BEGIN

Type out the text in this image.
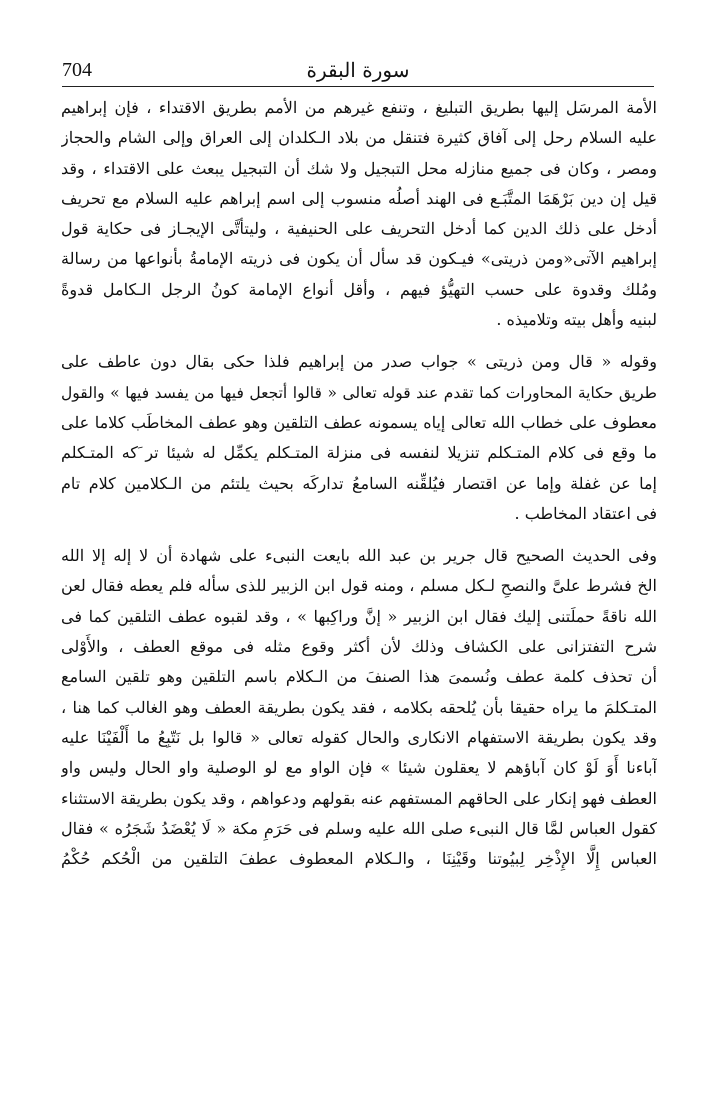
704	سورة البقرة
الأمة المرسَل إليها بطريق التبليغ ، وتنفع غيرهم من الأمم بطريق الاقتداء ، فإن إبراهيم
عليه السلام رحل إلى آفاق كثيرة فتنقل من بلاد الـكلدان إلى العراق وإلى الشام والحجاز
ومصر ، وكان فى جميع منازله محل التبجيل ولا شك أن التبجيل يبعث على الاقتداء ، وقد
قيل إن دين بَرْهَمَا المتَّبَـع فى الهند أصلُه منسوب إلى اسم إبراهم عليه السلام مع تحريف
أدخل على ذلك الدين كما أدخل التحريف على الحنيفية ، وليتأتَّى الإيجـاز فى حكاية قول
إبراهيم الآتى«ومن ذريتى» فيـكون قد سأل أن يكون فى ذريته الإمامةُ بأنواعها من رسالة
ومُلك وقدوة على حسب التهيُّؤ فيهم ، وأقل أنواع الإمامة كونُ الرجل الـكامل قدوةً
لبنيه وأهل بيته وتلاميذه .
وقوله « قال ومن ذريتى » جواب صدر من إبراهيم فلذا حكى بقال دون عاطف على
طريق حكاية المحاورات كما تقدم عند قوله تعالى « قالوا أتجعل فيها من يفسد فيها » والقول
معطوف على خطاب الله تعالى إياه يسمونه عطف التلقين وهو عطف المخاطَب كلاما على
ما وقع فى كلام المتـكلم تنزيلا لنفسه فى منزلة المتـكلم يكمِّل له شيئا تر َكه المتـكلم
إما عن غفلة وإما عن اقتصار فيُلقِّنه السامعُ تداركَه بحيث يلتئم من الـكلامين كلام تام
فى اعتقاد المخاطب .
وفى الحديث الصحيح قال جرير بن عبد الله بايعت النبىء على شهادة أن لا إله إلا الله
الخ فشرط علىَّ والنصحِ لـكل مسلم ، ومنه قول ابن الزبير للذى سأله فلم يعطه فقال لعن
الله ناقةً حملَتنى إليك فقال ابن الزبير « إنَّ وراكِبها » ، وقد لقبوه عطف التلقين كما فى
شرح التفتزانى على الكشاف وذلك لأن أكثر وقوع مثله فى موقع العطف ، والأَوْلى
أن تحذف كلمة عطف ونُسمىَ هذا الصنفَ من الـكلام باسم التلقين وهو تلقين السامع
المتـكلمَ ما يراه حقيقا بأن يُلحقه بكلامه ، فقد يكون بطريقة العطف وهو الغالب كما هنا ،
وقد يكون بطريقة الاستفهام الانكارى والحال كقوله تعالى « قالوا بل نَتّبِعُ ما أَلْفَيْنَا عليه
آباءنا أَوَ لَوْ كان آباؤهم لا يعقلون شيئا » فإن الواو مع لو الوصلية واو الحال وليس واو
العطف فهو إنكار على الحاقهم المستفهم عنه بقولهم ودعواهم ، وقد يكون بطريقة الاستثناء
كقول العباس لمَّا قال النبىء صلى الله عليه وسلم فى حَرَمِ مكة « لَا يُعْضَدُ شَجَرُه » فقال
العباس إِلَّا الإِذْخِر لِبيُوتنا وقَيْنِنَا ، والـكلام المعطوف عطفَ التلقين من الْحُكم حُكْمُ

END

## WHAT YOU ARE ASKED TO DO
Transcribe the preceding listing in its entirety and with exact wording, leaving out pictures.

## ANSWER BELOW
Type out the text in this image.
704	سورة البقرة
الأمة المرسَل إليها بطريق التبليغ ، وتنفع غيرهم من الأمم بطريق الاقتداء ، فإن إبراهيم
عليه السلام رحل إلى آفاق كثيرة فتنقل من بلاد الـكلدان إلى العراق وإلى الشام والحجاز
ومصر ، وكان فى جميع منازله محل التبجيل ولا شك أن التبجيل يبعث على الاقتداء ، وقد
قيل إن دين بَرْهَمَا المتَّبَـع فى الهند أصلُه منسوب إلى اسم إبراهم عليه السلام مع تحريف
أدخل على ذلك الدين كما أدخل التحريف على الحنيفية ، وليتأتَّى الإيجـاز فى حكاية قول
إبراهيم الآتى«ومن ذريتى» فيـكون قد سأل أن يكون فى ذريته الإمامةُ بأنواعها من رسالة
ومُلك وقدوة على حسب التهيُّؤ فيهم ، وأقل أنواع الإمامة كونُ الرجل الـكامل قدوةً
لبنيه وأهل بيته وتلاميذه .
وقوله « قال ومن ذريتى » جواب صدر من إبراهيم فلذا حكى بقال دون عاطف على
طريق حكاية المحاورات كما تقدم عند قوله تعالى « قالوا أتجعل فيها من يفسد فيها » والقول
معطوف على خطاب الله تعالى إياه يسمونه عطف التلقين وهو عطف المخاطَب كلاما على
ما وقع فى كلام المتـكلم تنزيلا لنفسه فى منزلة المتـكلم يكمِّل له شيئا تر َكه المتـكلم
إما عن غفلة وإما عن اقتصار فيُلقِّنه السامعُ تداركَه بحيث يلتئم من الـكلامين كلام تام
فى اعتقاد المخاطب .
وفى الحديث الصحيح قال جرير بن عبد الله بايعت النبىء على شهادة أن لا إله إلا الله
الخ فشرط علىَّ والنصحِ لـكل مسلم ، ومنه قول ابن الزبير للذى سأله فلم يعطه فقال لعن
الله ناقةً حملَتنى إليك فقال ابن الزبير « إنَّ وراكِبها » ، وقد لقبوه عطف التلقين كما فى
شرح التفتزانى على الكشاف وذلك لأن أكثر وقوع مثله فى موقع العطف ، والأَوْلى
أن تحذف كلمة عطف ونُسمىَ هذا الصنفَ من الـكلام باسم التلقين وهو تلقين السامع
المتـكلمَ ما يراه حقيقا بأن يُلحقه بكلامه ، فقد يكون بطريقة العطف وهو الغالب كما هنا ،
وقد يكون بطريقة الاستفهام الانكارى والحال كقوله تعالى « قالوا بل نَتّبِعُ ما أَلْفَيْنَا عليه
آباءنا أَوَ لَوْ كان آباؤهم لا يعقلون شيئا » فإن الواو مع لو الوصلية واو الحال وليس واو
العطف فهو إنكار على الحاقهم المستفهم عنه بقولهم ودعواهم ، وقد يكون بطريقة الاستثناء
كقول العباس لمَّا قال النبىء صلى الله عليه وسلم فى حَرَمِ مكة « لَا يُعْضَدُ شَجَرُه » فقال
العباس إِلَّا الإِذْخِر لِبيُوتنا وقَيْنِنَا ، والـكلام المعطوف عطفَ التلقين من الْحُكم حُكْمُ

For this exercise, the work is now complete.